--- RECORDS SHOWN ---
____________________

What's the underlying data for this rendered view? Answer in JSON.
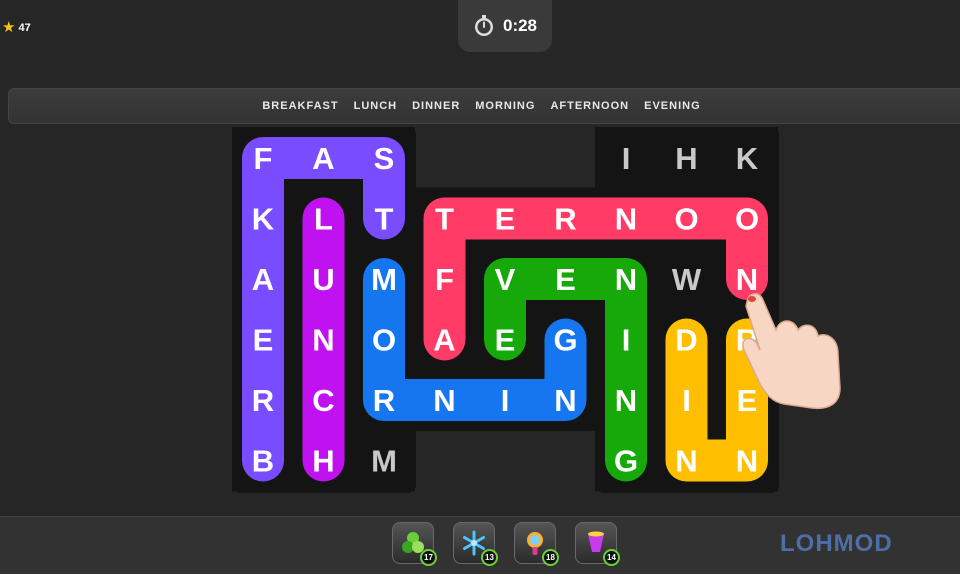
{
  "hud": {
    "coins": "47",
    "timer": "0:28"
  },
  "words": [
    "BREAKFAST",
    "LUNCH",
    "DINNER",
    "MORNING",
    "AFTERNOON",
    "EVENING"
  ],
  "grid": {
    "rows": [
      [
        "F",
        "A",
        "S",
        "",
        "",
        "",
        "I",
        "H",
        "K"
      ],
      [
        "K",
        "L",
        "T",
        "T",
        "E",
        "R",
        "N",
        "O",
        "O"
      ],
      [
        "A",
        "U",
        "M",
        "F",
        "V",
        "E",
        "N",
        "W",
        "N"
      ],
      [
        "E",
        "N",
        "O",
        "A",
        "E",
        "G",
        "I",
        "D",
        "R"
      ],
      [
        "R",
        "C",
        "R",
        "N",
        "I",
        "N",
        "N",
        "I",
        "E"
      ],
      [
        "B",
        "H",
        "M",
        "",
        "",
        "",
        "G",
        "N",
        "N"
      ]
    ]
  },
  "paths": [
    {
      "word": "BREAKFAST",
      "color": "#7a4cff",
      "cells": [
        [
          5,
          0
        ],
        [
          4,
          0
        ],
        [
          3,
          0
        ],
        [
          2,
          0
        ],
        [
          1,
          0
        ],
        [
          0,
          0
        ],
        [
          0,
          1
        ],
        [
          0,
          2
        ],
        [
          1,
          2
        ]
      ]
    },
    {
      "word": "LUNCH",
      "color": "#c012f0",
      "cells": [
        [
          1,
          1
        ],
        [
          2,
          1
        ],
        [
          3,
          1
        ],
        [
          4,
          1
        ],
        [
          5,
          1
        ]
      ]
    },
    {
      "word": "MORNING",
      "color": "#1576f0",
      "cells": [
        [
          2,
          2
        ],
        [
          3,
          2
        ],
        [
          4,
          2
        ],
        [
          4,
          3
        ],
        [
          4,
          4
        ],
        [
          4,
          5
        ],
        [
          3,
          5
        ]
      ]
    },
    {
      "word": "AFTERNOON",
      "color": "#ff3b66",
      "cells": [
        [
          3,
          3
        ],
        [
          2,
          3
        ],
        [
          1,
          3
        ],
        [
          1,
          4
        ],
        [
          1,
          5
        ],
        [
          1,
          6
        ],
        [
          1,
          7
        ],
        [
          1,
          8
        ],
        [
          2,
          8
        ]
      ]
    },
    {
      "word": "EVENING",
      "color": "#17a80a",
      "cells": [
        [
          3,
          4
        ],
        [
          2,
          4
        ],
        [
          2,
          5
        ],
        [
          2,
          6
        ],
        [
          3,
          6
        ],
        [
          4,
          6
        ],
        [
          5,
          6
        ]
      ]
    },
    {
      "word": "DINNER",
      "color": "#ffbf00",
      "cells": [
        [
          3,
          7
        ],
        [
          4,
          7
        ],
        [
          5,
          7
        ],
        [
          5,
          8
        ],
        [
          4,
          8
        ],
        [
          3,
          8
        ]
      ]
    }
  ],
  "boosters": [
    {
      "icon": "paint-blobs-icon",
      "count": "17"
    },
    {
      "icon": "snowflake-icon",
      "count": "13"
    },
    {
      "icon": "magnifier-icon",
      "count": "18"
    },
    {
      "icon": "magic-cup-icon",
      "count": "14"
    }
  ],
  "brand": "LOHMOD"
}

____________________

Transcribe all the records above word for word, without their images.

What's the underlying data for this rendered view? Answer in JSON.
{
  "hud": {
    "coins": "47",
    "timer": "0:28"
  },
  "words": [
    "BREAKFAST",
    "LUNCH",
    "DINNER",
    "MORNING",
    "AFTERNOON",
    "EVENING"
  ],
  "grid": {
    "rows": [
      [
        "F",
        "A",
        "S",
        "",
        "",
        "",
        "I",
        "H",
        "K"
      ],
      [
        "K",
        "L",
        "T",
        "T",
        "E",
        "R",
        "N",
        "O",
        "O"
      ],
      [
        "A",
        "U",
        "M",
        "F",
        "V",
        "E",
        "N",
        "W",
        "N"
      ],
      [
        "E",
        "N",
        "O",
        "A",
        "E",
        "G",
        "I",
        "D",
        "R"
      ],
      [
        "R",
        "C",
        "R",
        "N",
        "I",
        "N",
        "N",
        "I",
        "E"
      ],
      [
        "B",
        "H",
        "M",
        "",
        "",
        "",
        "G",
        "N",
        "N"
      ]
    ]
  },
  "paths": [
    {
      "word": "BREAKFAST",
      "color": "#7a4cff",
      "cells": [
        [
          5,
          0
        ],
        [
          4,
          0
        ],
        [
          3,
          0
        ],
        [
          2,
          0
        ],
        [
          1,
          0
        ],
        [
          0,
          0
        ],
        [
          0,
          1
        ],
        [
          0,
          2
        ],
        [
          1,
          2
        ]
      ]
    },
    {
      "word": "LUNCH",
      "color": "#c012f0",
      "cells": [
        [
          1,
          1
        ],
        [
          2,
          1
        ],
        [
          3,
          1
        ],
        [
          4,
          1
        ],
        [
          5,
          1
        ]
      ]
    },
    {
      "word": "MORNING",
      "color": "#1576f0",
      "cells": [
        [
          2,
          2
        ],
        [
          3,
          2
        ],
        [
          4,
          2
        ],
        [
          4,
          3
        ],
        [
          4,
          4
        ],
        [
          4,
          5
        ],
        [
          3,
          5
        ]
      ]
    },
    {
      "word": "AFTERNOON",
      "color": "#ff3b66",
      "cells": [
        [
          3,
          3
        ],
        [
          2,
          3
        ],
        [
          1,
          3
        ],
        [
          1,
          4
        ],
        [
          1,
          5
        ],
        [
          1,
          6
        ],
        [
          1,
          7
        ],
        [
          1,
          8
        ],
        [
          2,
          8
        ]
      ]
    },
    {
      "word": "EVENING",
      "color": "#17a80a",
      "cells": [
        [
          3,
          4
        ],
        [
          2,
          4
        ],
        [
          2,
          5
        ],
        [
          2,
          6
        ],
        [
          3,
          6
        ],
        [
          4,
          6
        ],
        [
          5,
          6
        ]
      ]
    },
    {
      "word": "DINNER",
      "color": "#ffbf00",
      "cells": [
        [
          3,
          7
        ],
        [
          4,
          7
        ],
        [
          5,
          7
        ],
        [
          5,
          8
        ],
        [
          4,
          8
        ],
        [
          3,
          8
        ]
      ]
    }
  ],
  "boosters": [
    {
      "icon": "paint-blobs-icon",
      "count": "17"
    },
    {
      "icon": "snowflake-icon",
      "count": "13"
    },
    {
      "icon": "magnifier-icon",
      "count": "18"
    },
    {
      "icon": "magic-cup-icon",
      "count": "14"
    }
  ],
  "brand": "LOHMOD"
}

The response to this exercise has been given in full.